**DIRECTION**
Identify the lines that contain the string "system" and copy all of them.

**PROVIDED DATA**
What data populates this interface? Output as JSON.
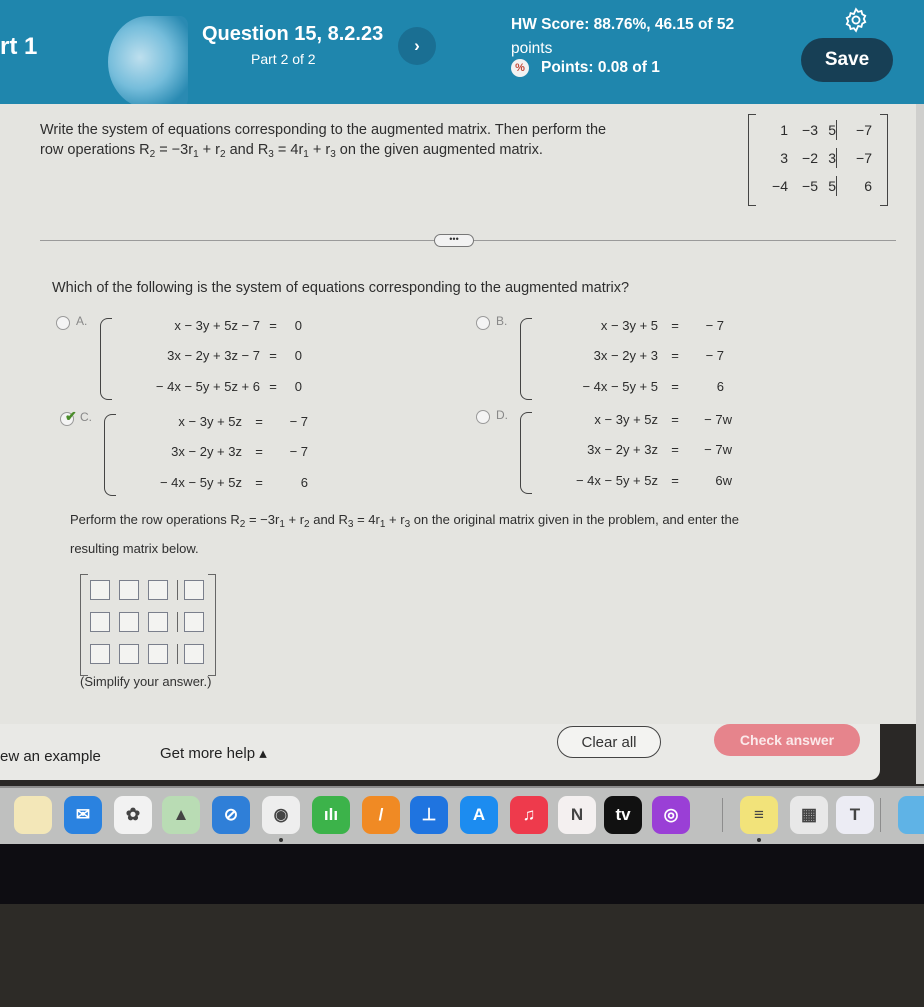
{
  "header": {
    "part_label": "rt 1",
    "question_title": "Question 15, 8.2.23",
    "question_part": "Part 2 of 2",
    "next_icon": "chevron-right-icon",
    "hw_score": "HW Score: 88.76%, 46.15 of 52",
    "hw_score_suffix": "points",
    "points": "Points: 0.08 of 1",
    "partial_credit_icon": "partial-credit-icon",
    "settings_icon": "gear-icon",
    "save_label": "Save",
    "colors": {
      "header_bg": "#1f86ad",
      "save_bg": "#173f55"
    }
  },
  "problem": {
    "instruction_line1": "Write the system of equations corresponding to the augmented matrix. Then perform the",
    "instruction_prefix": "row operations ",
    "op1": {
      "lhs": "R",
      "lhs_sub": "2",
      "rhs": " = −3r",
      "r1_sub": "1",
      "plus": " + r",
      "r2_sub": "2"
    },
    "and": " and ",
    "op2": {
      "lhs": "R",
      "lhs_sub": "3",
      "rhs": " = 4r",
      "r1_sub": "1",
      "plus": " + r",
      "r2_sub": "3"
    },
    "instruction_suffix": " on the given augmented matrix.",
    "matrix": {
      "rows": [
        {
          "coeffs": [
            "1",
            "−3",
            "5"
          ],
          "aug": "−7"
        },
        {
          "coeffs": [
            "3",
            "−2",
            "3"
          ],
          "aug": "−7"
        },
        {
          "coeffs": [
            "−4",
            "−5",
            "5"
          ],
          "aug": "6"
        }
      ]
    }
  },
  "divider_more_label": "•••",
  "question": "Which of the following is the system of equations corresponding to the augmented matrix?",
  "options": [
    {
      "letter": "A.",
      "selected": false,
      "equations": [
        {
          "lhs": "x − 3y + 5z − 7",
          "eq": "=",
          "rhs": "0"
        },
        {
          "lhs": "3x − 2y + 3z − 7",
          "eq": "=",
          "rhs": "0"
        },
        {
          "lhs": "− 4x − 5y + 5z + 6",
          "eq": "=",
          "rhs": "0"
        }
      ]
    },
    {
      "letter": "B.",
      "selected": false,
      "equations": [
        {
          "lhs": "x − 3y + 5",
          "eq": "=",
          "rhs": "− 7"
        },
        {
          "lhs": "3x − 2y + 3",
          "eq": "=",
          "rhs": "− 7"
        },
        {
          "lhs": "− 4x − 5y + 5",
          "eq": "=",
          "rhs": "6"
        }
      ]
    },
    {
      "letter": "C.",
      "selected": true,
      "correct_mark": "✔",
      "equations": [
        {
          "lhs": "x − 3y + 5z",
          "eq": "=",
          "rhs": "− 7"
        },
        {
          "lhs": "3x − 2y + 3z",
          "eq": "=",
          "rhs": "− 7"
        },
        {
          "lhs": "− 4x − 5y + 5z",
          "eq": "=",
          "rhs": "6"
        }
      ]
    },
    {
      "letter": "D.",
      "selected": false,
      "equations": [
        {
          "lhs": "x − 3y + 5z",
          "eq": "=",
          "rhs": "− 7w"
        },
        {
          "lhs": "3x − 2y + 3z",
          "eq": "=",
          "rhs": "− 7w"
        },
        {
          "lhs": "− 4x − 5y + 5z",
          "eq": "=",
          "rhs": "6w"
        }
      ]
    }
  ],
  "perform": {
    "prefix": "Perform the row operations ",
    "op1": {
      "lhs": "R",
      "lhs_sub": "2",
      "rhs": " = −3r",
      "r1_sub": "1",
      "plus": " + r",
      "r2_sub": "2"
    },
    "and": " and ",
    "op2": {
      "lhs": "R",
      "lhs_sub": "3",
      "rhs": " = 4r",
      "r1_sub": "1",
      "plus": " + r",
      "r2_sub": "3"
    },
    "suffix": " on the original matrix given in the problem, and enter the",
    "line2": "resulting matrix below."
  },
  "answer_matrix": {
    "rows": [
      {
        "coeffs": [
          "",
          "",
          ""
        ],
        "aug": ""
      },
      {
        "coeffs": [
          "",
          "",
          ""
        ],
        "aug": ""
      },
      {
        "coeffs": [
          "",
          "",
          ""
        ],
        "aug": ""
      }
    ],
    "hint": "(Simplify your answer.)"
  },
  "footer": {
    "example_label": "ew an example",
    "help_label": "Get more help ▴",
    "clear_label": "Clear all",
    "check_label": "Check answer",
    "check_color": "#e6848c"
  },
  "dock": {
    "apps": [
      {
        "name": "notes",
        "icon": "notes-icon",
        "glyph": "",
        "color": "#f3e7b8"
      },
      {
        "name": "mail",
        "icon": "mail-icon",
        "glyph": "✉",
        "color": "#2a82e0"
      },
      {
        "name": "photos",
        "icon": "photos-icon",
        "glyph": "✿",
        "color": "#f2f2f2"
      },
      {
        "name": "maps",
        "icon": "maps-icon",
        "glyph": "▲",
        "color": "#b9dcb4"
      },
      {
        "name": "safari",
        "icon": "safari-icon",
        "glyph": "⊘",
        "color": "#2f7fd8"
      },
      {
        "name": "chrome",
        "icon": "chrome-icon",
        "glyph": "◉",
        "color": "#eeeeee"
      },
      {
        "name": "numbers",
        "icon": "numbers-icon",
        "glyph": "ılı",
        "color": "#3cb34a"
      },
      {
        "name": "pages",
        "icon": "pages-icon",
        "glyph": "/",
        "color": "#f08a24"
      },
      {
        "name": "keynote",
        "icon": "keynote-icon",
        "glyph": "⊥",
        "color": "#1f74e0"
      },
      {
        "name": "app-store",
        "icon": "app-store-icon",
        "glyph": "A",
        "color": "#1c8cf0"
      },
      {
        "name": "music",
        "icon": "music-icon",
        "glyph": "♫",
        "color": "#ee3a4c"
      },
      {
        "name": "news",
        "icon": "news-icon",
        "glyph": "N",
        "color": "#f4f0f0"
      },
      {
        "name": "apple-tv",
        "icon": "apple-tv-icon",
        "glyph": "tv",
        "color": "#111111"
      },
      {
        "name": "podcasts",
        "icon": "podcasts-icon",
        "glyph": "◎",
        "color": "#9a3fd6"
      },
      {
        "name": "stickies",
        "icon": "stickies-icon",
        "glyph": "≡",
        "color": "#f2e37a"
      },
      {
        "name": "calculator",
        "icon": "calculator-icon",
        "glyph": "▦",
        "color": "#e8e8e8"
      },
      {
        "name": "teams",
        "icon": "teams-icon",
        "glyph": "T",
        "color": "#ececf4"
      },
      {
        "name": "downloads-folder",
        "icon": "folder-icon",
        "glyph": "",
        "color": "#5fb3e6"
      }
    ]
  }
}
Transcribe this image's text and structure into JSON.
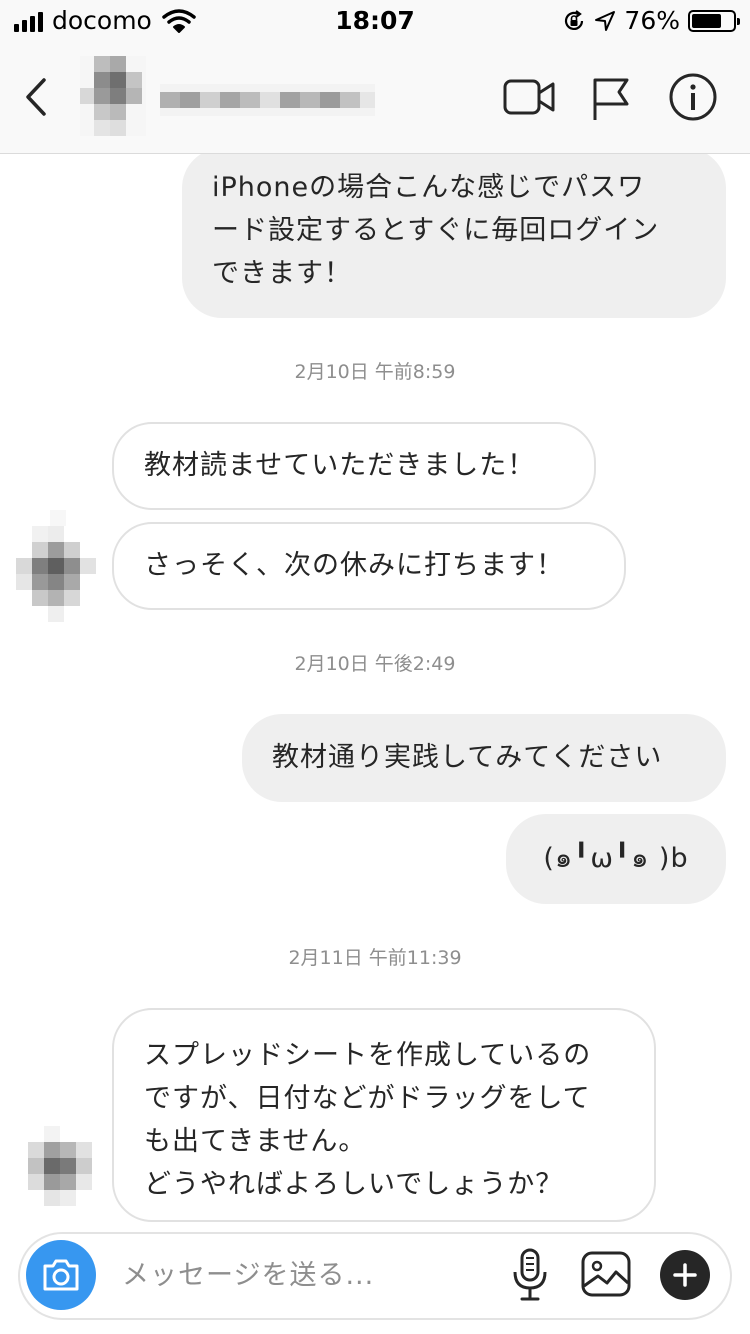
{
  "status_bar": {
    "carrier": "docomo",
    "time": "18:07",
    "battery_percent_label": "76%",
    "battery_level": 0.76,
    "icons": [
      "signal-bars-icon",
      "wifi-icon",
      "rotation-lock-icon",
      "location-arrow-icon",
      "battery-icon"
    ]
  },
  "nav": {
    "icons": [
      "chevron-left-icon",
      "video-camera-icon",
      "flag-icon",
      "info-icon"
    ]
  },
  "messages": [
    {
      "direction": "outgoing",
      "text": "iPhoneの場合こんな感じでパスワ\nード設定するとすぐに毎回ログイン\nできます！"
    },
    {
      "type": "timestamp",
      "text": "2月10日 午前8:59"
    },
    {
      "direction": "incoming",
      "text": "教材読ませていただきました！"
    },
    {
      "direction": "incoming",
      "text": "さっそく、次の休みに打ちます！"
    },
    {
      "type": "timestamp",
      "text": "2月10日 午後2:49"
    },
    {
      "direction": "outgoing",
      "text": "教材通り実践してみてください"
    },
    {
      "direction": "outgoing",
      "text": "(๑╹ω╹๑ )b"
    },
    {
      "type": "timestamp",
      "text": "2月11日 午前11:39"
    },
    {
      "direction": "incoming",
      "text": "スプレッドシートを作成しているの\nですが、日付などがドラッグをして\nも出てきません。\nどうやればよろしいでしょうか？"
    }
  ],
  "composer": {
    "placeholder": "メッセージを送る...",
    "icons": [
      "camera-icon",
      "microphone-icon",
      "image-gallery-icon",
      "plus-icon"
    ]
  },
  "colors": {
    "bar_background": "#f9f9f9",
    "outgoing_bubble": "#efefef",
    "incoming_bubble_border": "#e1e1e1",
    "timestamp": "#8e8e8e",
    "camera_button": "#3797f0",
    "text": "#262626"
  }
}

**COMPLETE RESPONSE**
    "instruction_line1": "Write the system of equations corresponding to the augmented matrix. Then perform the",
  "question": "Which of the following is the system of equations corresponding to the augmented matrix?",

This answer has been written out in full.